**Task to complete**
Each line containing the word "Funding" should be found and copied.

* begin *

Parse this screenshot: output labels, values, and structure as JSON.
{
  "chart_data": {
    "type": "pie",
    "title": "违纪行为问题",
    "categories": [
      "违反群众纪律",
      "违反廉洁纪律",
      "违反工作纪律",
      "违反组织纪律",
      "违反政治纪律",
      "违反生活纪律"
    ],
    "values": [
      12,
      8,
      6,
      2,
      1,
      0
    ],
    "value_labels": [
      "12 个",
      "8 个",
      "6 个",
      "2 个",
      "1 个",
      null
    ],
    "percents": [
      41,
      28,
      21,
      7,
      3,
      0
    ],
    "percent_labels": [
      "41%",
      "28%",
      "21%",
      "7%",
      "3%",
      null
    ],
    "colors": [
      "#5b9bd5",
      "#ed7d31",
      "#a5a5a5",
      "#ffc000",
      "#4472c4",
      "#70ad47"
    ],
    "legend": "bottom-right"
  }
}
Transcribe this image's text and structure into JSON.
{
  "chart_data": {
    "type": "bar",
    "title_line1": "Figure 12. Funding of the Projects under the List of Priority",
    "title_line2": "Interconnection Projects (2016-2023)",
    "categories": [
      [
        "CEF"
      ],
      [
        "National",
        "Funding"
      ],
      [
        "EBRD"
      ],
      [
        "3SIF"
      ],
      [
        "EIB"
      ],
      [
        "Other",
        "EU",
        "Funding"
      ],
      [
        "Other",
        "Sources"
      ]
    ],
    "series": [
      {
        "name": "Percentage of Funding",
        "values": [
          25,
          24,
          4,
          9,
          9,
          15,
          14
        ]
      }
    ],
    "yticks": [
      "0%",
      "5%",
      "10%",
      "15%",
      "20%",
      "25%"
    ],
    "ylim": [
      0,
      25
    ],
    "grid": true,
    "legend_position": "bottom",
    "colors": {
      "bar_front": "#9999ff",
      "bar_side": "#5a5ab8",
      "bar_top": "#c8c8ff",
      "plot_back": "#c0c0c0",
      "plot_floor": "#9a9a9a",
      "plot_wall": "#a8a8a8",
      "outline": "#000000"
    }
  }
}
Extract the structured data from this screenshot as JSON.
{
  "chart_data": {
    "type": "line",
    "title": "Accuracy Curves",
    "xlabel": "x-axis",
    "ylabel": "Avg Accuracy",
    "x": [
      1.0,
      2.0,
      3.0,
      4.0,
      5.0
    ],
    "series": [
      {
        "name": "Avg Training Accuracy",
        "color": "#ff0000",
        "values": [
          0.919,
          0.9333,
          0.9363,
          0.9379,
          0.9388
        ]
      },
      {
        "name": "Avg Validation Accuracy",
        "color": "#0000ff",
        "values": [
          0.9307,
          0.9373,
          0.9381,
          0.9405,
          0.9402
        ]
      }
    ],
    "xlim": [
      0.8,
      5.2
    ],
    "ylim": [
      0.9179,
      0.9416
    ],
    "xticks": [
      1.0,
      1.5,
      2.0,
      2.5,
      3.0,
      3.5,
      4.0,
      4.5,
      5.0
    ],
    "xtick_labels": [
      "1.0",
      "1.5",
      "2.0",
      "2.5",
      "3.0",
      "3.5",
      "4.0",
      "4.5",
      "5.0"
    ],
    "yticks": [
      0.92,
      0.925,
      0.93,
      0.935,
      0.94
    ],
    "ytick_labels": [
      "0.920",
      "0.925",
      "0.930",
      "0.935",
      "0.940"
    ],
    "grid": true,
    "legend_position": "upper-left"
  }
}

* end *

**Response to the exercise**
    "title_line1": "Figure 12. Funding of the Projects under the List of Priority",
        "Funding"
        "Funding"
        "name": "Percentage of Funding",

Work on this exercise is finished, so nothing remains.